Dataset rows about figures
--------------------------------------------------

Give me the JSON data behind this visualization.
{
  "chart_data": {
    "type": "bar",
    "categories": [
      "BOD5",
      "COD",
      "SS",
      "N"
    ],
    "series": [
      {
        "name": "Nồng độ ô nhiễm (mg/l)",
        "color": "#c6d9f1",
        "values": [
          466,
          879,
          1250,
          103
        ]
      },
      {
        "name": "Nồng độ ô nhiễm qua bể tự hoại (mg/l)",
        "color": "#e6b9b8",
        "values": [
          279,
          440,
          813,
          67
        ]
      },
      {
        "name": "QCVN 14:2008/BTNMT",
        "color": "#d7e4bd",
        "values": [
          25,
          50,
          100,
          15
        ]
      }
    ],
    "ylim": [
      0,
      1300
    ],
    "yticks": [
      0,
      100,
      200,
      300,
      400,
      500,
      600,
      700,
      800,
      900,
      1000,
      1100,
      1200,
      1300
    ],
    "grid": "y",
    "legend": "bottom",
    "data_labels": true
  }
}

--------------------------------------------------

● **Work to do**
Return what is listed above, exactly and completely.

● **Full response**
Give me the JSON data behind this visualization.
{
  "chart_data": {
    "type": "bar",
    "categories": [
      "BOD5",
      "COD",
      "SS",
      "N"
    ],
    "series": [
      {
        "name": "Nồng độ ô nhiễm (mg/l)",
        "color": "#c6d9f1",
        "values": [
          466,
          879,
          1250,
          103
        ]
      },
      {
        "name": "Nồng độ ô nhiễm qua bể tự hoại (mg/l)",
        "color": "#e6b9b8",
        "values": [
          279,
          440,
          813,
          67
        ]
      },
      {
        "name": "QCVN 14:2008/BTNMT",
        "color": "#d7e4bd",
        "values": [
          25,
          50,
          100,
          15
        ]
      }
    ],
    "ylim": [
      0,
      1300
    ],
    "yticks": [
      0,
      100,
      200,
      300,
      400,
      500,
      600,
      700,
      800,
      900,
      1000,
      1100,
      1200,
      1300
    ],
    "grid": "y",
    "legend": "bottom",
    "data_labels": true
  }
}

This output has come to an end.